(Dataset entries)
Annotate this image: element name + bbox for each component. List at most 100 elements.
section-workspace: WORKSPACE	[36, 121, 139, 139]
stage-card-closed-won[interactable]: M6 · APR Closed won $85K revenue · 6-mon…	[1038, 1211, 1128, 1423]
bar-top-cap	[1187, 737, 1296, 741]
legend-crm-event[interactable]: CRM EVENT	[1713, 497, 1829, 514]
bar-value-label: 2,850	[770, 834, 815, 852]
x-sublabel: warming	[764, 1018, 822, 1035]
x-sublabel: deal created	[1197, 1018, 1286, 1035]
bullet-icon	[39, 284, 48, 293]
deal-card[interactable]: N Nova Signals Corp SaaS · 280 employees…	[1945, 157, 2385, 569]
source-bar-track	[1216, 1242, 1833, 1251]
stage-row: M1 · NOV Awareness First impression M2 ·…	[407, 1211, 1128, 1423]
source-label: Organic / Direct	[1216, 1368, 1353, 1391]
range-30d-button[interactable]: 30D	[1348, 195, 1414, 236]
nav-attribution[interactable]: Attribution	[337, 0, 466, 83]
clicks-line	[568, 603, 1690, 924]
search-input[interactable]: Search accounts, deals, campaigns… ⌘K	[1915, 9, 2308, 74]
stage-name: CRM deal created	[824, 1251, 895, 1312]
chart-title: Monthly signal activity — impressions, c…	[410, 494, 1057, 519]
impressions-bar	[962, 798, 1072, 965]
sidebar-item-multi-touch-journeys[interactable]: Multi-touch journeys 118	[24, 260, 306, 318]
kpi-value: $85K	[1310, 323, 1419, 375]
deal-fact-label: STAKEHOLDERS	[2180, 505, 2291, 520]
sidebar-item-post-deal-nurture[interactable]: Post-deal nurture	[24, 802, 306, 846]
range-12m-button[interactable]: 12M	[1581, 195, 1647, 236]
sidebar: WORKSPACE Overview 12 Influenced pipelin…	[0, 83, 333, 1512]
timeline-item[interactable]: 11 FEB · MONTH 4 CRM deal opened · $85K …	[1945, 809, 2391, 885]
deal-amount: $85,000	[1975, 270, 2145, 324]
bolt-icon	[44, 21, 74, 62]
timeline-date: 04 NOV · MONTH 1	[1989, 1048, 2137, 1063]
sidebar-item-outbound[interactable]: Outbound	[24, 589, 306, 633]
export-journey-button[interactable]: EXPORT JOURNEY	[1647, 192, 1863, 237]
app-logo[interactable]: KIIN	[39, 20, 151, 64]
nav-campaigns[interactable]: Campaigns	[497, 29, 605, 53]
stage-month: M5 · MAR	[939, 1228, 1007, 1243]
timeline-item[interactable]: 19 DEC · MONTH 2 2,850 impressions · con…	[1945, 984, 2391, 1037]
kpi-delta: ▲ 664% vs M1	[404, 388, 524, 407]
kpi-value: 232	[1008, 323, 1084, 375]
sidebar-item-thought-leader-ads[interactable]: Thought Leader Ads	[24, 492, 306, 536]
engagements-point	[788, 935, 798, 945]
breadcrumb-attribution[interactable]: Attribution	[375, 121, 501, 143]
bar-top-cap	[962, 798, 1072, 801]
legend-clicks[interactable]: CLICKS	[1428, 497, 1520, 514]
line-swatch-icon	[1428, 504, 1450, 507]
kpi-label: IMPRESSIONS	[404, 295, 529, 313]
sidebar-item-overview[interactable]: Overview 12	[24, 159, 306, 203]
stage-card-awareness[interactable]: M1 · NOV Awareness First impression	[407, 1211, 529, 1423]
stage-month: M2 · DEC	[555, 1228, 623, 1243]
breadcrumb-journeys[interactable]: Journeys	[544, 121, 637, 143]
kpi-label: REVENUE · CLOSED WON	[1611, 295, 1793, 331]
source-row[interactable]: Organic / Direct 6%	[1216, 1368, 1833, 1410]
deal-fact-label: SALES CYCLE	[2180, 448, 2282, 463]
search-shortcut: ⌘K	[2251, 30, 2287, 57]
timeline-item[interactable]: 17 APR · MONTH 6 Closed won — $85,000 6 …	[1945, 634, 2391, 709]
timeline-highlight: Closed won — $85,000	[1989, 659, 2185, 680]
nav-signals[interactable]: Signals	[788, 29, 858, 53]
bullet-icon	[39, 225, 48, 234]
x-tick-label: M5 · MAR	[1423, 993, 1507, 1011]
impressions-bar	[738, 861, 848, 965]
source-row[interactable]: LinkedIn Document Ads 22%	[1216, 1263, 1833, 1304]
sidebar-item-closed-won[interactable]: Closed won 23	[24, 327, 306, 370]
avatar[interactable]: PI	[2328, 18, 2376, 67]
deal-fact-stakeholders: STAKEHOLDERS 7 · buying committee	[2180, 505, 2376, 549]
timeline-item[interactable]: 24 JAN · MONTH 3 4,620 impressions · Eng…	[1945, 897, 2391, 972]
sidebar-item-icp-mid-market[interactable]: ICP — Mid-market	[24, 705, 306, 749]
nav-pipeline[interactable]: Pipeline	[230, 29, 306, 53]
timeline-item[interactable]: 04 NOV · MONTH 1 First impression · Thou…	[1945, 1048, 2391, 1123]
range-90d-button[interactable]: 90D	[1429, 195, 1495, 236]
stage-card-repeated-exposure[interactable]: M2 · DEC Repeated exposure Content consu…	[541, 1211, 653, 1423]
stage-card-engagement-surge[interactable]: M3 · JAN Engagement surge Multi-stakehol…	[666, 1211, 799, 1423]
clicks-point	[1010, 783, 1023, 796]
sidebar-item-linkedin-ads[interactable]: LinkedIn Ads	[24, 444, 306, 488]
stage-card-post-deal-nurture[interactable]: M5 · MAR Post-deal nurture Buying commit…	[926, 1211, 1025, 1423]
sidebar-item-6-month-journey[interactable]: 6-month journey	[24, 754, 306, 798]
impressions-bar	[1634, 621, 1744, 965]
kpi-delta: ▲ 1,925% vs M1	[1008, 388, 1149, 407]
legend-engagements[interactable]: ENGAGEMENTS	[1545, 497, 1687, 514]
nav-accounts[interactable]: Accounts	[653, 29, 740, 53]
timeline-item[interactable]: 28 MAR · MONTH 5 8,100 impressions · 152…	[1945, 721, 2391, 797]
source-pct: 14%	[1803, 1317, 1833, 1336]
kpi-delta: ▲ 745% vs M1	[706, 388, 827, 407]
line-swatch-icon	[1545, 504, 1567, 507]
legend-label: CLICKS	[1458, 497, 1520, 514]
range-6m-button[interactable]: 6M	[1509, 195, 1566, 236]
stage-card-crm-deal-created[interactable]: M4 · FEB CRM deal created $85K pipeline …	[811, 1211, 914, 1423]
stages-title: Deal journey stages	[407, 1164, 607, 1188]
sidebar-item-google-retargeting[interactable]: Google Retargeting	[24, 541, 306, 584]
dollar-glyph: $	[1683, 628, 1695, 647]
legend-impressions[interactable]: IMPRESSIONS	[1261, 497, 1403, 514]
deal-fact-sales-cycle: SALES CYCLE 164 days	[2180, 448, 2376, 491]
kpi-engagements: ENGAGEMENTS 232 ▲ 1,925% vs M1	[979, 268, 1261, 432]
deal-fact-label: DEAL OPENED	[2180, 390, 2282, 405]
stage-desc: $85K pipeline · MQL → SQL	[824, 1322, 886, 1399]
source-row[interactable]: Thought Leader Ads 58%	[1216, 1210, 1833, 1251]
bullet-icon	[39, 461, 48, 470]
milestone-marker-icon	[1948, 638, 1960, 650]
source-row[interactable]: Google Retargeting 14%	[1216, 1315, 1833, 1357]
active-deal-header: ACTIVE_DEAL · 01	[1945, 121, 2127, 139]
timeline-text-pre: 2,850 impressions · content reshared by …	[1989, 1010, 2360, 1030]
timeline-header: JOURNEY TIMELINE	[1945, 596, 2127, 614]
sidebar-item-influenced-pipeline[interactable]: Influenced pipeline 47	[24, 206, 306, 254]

[Work required]:
Rewrite all the records with every "timeline-item" changed to "journey-event", leaving everything else as it is.

[Exercise result]:
Annotate this image: element name + bbox for each component. List at most 100 elements.
section-workspace: WORKSPACE	[36, 121, 139, 139]
stage-card-closed-won[interactable]: M6 · APR Closed won $85K revenue · 6-mon…	[1038, 1211, 1128, 1423]
bar-top-cap	[1187, 737, 1296, 741]
legend-crm-event[interactable]: CRM EVENT	[1713, 497, 1829, 514]
bar-value-label: 2,850	[770, 834, 815, 852]
x-sublabel: warming	[764, 1018, 822, 1035]
x-sublabel: deal created	[1197, 1018, 1286, 1035]
bullet-icon	[39, 284, 48, 293]
deal-card[interactable]: N Nova Signals Corp SaaS · 280 employees…	[1945, 157, 2385, 569]
source-bar-track	[1216, 1242, 1833, 1251]
stage-row: M1 · NOV Awareness First impression M2 ·…	[407, 1211, 1128, 1423]
source-label: Organic / Direct	[1216, 1368, 1353, 1391]
range-30d-button[interactable]: 30D	[1348, 195, 1414, 236]
nav-attribution[interactable]: Attribution	[337, 0, 466, 83]
clicks-line	[568, 603, 1690, 924]
search-input[interactable]: Search accounts, deals, campaigns… ⌘K	[1915, 9, 2308, 74]
stage-name: CRM deal created	[824, 1251, 895, 1312]
chart-title: Monthly signal activity — impressions, c…	[410, 494, 1057, 519]
impressions-bar	[962, 798, 1072, 965]
sidebar-item-multi-touch-journeys[interactable]: Multi-touch journeys 118	[24, 260, 306, 318]
kpi-value: $85K	[1310, 323, 1419, 375]
deal-fact-label: STAKEHOLDERS	[2180, 505, 2291, 520]
sidebar-item-post-deal-nurture[interactable]: Post-deal nurture	[24, 802, 306, 846]
range-12m-button[interactable]: 12M	[1581, 195, 1647, 236]
sidebar: WORKSPACE Overview 12 Influenced pipelin…	[0, 83, 333, 1512]
journey-event[interactable]: 11 FEB · MONTH 4 CRM deal opened · $85K …	[1945, 809, 2391, 885]
deal-amount: $85,000	[1975, 270, 2145, 324]
bolt-icon	[44, 21, 74, 62]
timeline-date: 04 NOV · MONTH 1	[1989, 1048, 2137, 1063]
sidebar-item-outbound[interactable]: Outbound	[24, 589, 306, 633]
export-journey-button[interactable]: EXPORT JOURNEY	[1647, 192, 1863, 237]
app-logo[interactable]: KIIN	[39, 20, 151, 64]
nav-campaigns[interactable]: Campaigns	[497, 29, 605, 53]
stage-month: M5 · MAR	[939, 1228, 1007, 1243]
journey-event[interactable]: 19 DEC · MONTH 2 2,850 impressions · con…	[1945, 984, 2391, 1037]
kpi-delta: ▲ 664% vs M1	[404, 388, 524, 407]
kpi-value: 232	[1008, 323, 1084, 375]
sidebar-item-thought-leader-ads[interactable]: Thought Leader Ads	[24, 492, 306, 536]
engagements-point	[788, 935, 798, 945]
breadcrumb-attribution[interactable]: Attribution	[375, 121, 501, 143]
bar-top-cap	[962, 798, 1072, 801]
legend-clicks[interactable]: CLICKS	[1428, 497, 1520, 514]
line-swatch-icon	[1428, 504, 1450, 507]
kpi-label: IMPRESSIONS	[404, 295, 529, 313]
sidebar-item-overview[interactable]: Overview 12	[24, 159, 306, 203]
stage-card-awareness[interactable]: M1 · NOV Awareness First impression	[407, 1211, 529, 1423]
stage-month: M2 · DEC	[555, 1228, 623, 1243]
breadcrumb-journeys[interactable]: Journeys	[544, 121, 637, 143]
kpi-label: REVENUE · CLOSED WON	[1611, 295, 1793, 331]
source-row[interactable]: Organic / Direct 6%	[1216, 1368, 1833, 1410]
deal-fact-label: SALES CYCLE	[2180, 448, 2282, 463]
search-shortcut: ⌘K	[2251, 30, 2287, 57]
journey-event[interactable]: 17 APR · MONTH 6 Closed won — $85,000 6 …	[1945, 634, 2391, 709]
timeline-highlight: Closed won — $85,000	[1989, 659, 2185, 680]
nav-signals[interactable]: Signals	[788, 29, 858, 53]
bullet-icon	[39, 225, 48, 234]
x-tick-label: M5 · MAR	[1423, 993, 1507, 1011]
impressions-bar	[738, 861, 848, 965]
source-row[interactable]: LinkedIn Document Ads 22%	[1216, 1263, 1833, 1304]
sidebar-item-closed-won[interactable]: Closed won 23	[24, 327, 306, 370]
avatar[interactable]: PI	[2328, 18, 2376, 67]
deal-fact-stakeholders: STAKEHOLDERS 7 · buying committee	[2180, 505, 2376, 549]
journey-event[interactable]: 24 JAN · MONTH 3 4,620 impressions · Eng…	[1945, 897, 2391, 972]
sidebar-item-icp-mid-market[interactable]: ICP — Mid-market	[24, 705, 306, 749]
nav-pipeline[interactable]: Pipeline	[230, 29, 306, 53]
journey-event[interactable]: 04 NOV · MONTH 1 First impression · Thou…	[1945, 1048, 2391, 1123]
range-90d-button[interactable]: 90D	[1429, 195, 1495, 236]
stage-card-repeated-exposure[interactable]: M2 · DEC Repeated exposure Content consu…	[541, 1211, 653, 1423]
stage-card-engagement-surge[interactable]: M3 · JAN Engagement surge Multi-stakehol…	[666, 1211, 799, 1423]
clicks-point	[1010, 783, 1023, 796]
sidebar-item-linkedin-ads[interactable]: LinkedIn Ads	[24, 444, 306, 488]
stage-card-post-deal-nurture[interactable]: M5 · MAR Post-deal nurture Buying commit…	[926, 1211, 1025, 1423]
sidebar-item-6-month-journey[interactable]: 6-month journey	[24, 754, 306, 798]
impressions-bar	[1634, 621, 1744, 965]
kpi-delta: ▲ 1,925% vs M1	[1008, 388, 1149, 407]
legend-engagements[interactable]: ENGAGEMENTS	[1545, 497, 1687, 514]
nav-accounts[interactable]: Accounts	[653, 29, 740, 53]
journey-event[interactable]: 28 MAR · MONTH 5 8,100 impressions · 152…	[1945, 721, 2391, 797]
source-pct: 14%	[1803, 1317, 1833, 1336]
kpi-delta: ▲ 745% vs M1	[706, 388, 827, 407]
line-swatch-icon	[1545, 504, 1567, 507]
legend-label: CLICKS	[1458, 497, 1520, 514]
range-6m-button[interactable]: 6M	[1509, 195, 1566, 236]
stage-card-crm-deal-created[interactable]: M4 · FEB CRM deal created $85K pipeline …	[811, 1211, 914, 1423]
stages-title: Deal journey stages	[407, 1164, 607, 1188]
sidebar-item-google-retargeting[interactable]: Google Retargeting	[24, 541, 306, 584]
dollar-glyph: $	[1683, 628, 1695, 647]
legend-impressions[interactable]: IMPRESSIONS	[1261, 497, 1403, 514]
deal-fact-sales-cycle: SALES CYCLE 164 days	[2180, 448, 2376, 491]
kpi-engagements: ENGAGEMENTS 232 ▲ 1,925% vs M1	[979, 268, 1261, 432]
deal-fact-label: DEAL OPENED	[2180, 390, 2282, 405]
stage-desc: $85K pipeline · MQL → SQL	[824, 1322, 886, 1399]
source-row[interactable]: Thought Leader Ads 58%	[1216, 1210, 1833, 1251]
bullet-icon	[39, 461, 48, 470]
milestone-marker-icon	[1948, 638, 1960, 650]
source-row[interactable]: Google Retargeting 14%	[1216, 1315, 1833, 1357]
active-deal-header: ACTIVE_DEAL · 01	[1945, 121, 2127, 139]
timeline-text-pre: 2,850 impressions · content reshared by …	[1989, 1010, 2360, 1030]
timeline-header: JOURNEY TIMELINE	[1945, 596, 2127, 614]
sidebar-item-influenced-pipeline[interactable]: Influenced pipeline 47	[24, 206, 306, 254]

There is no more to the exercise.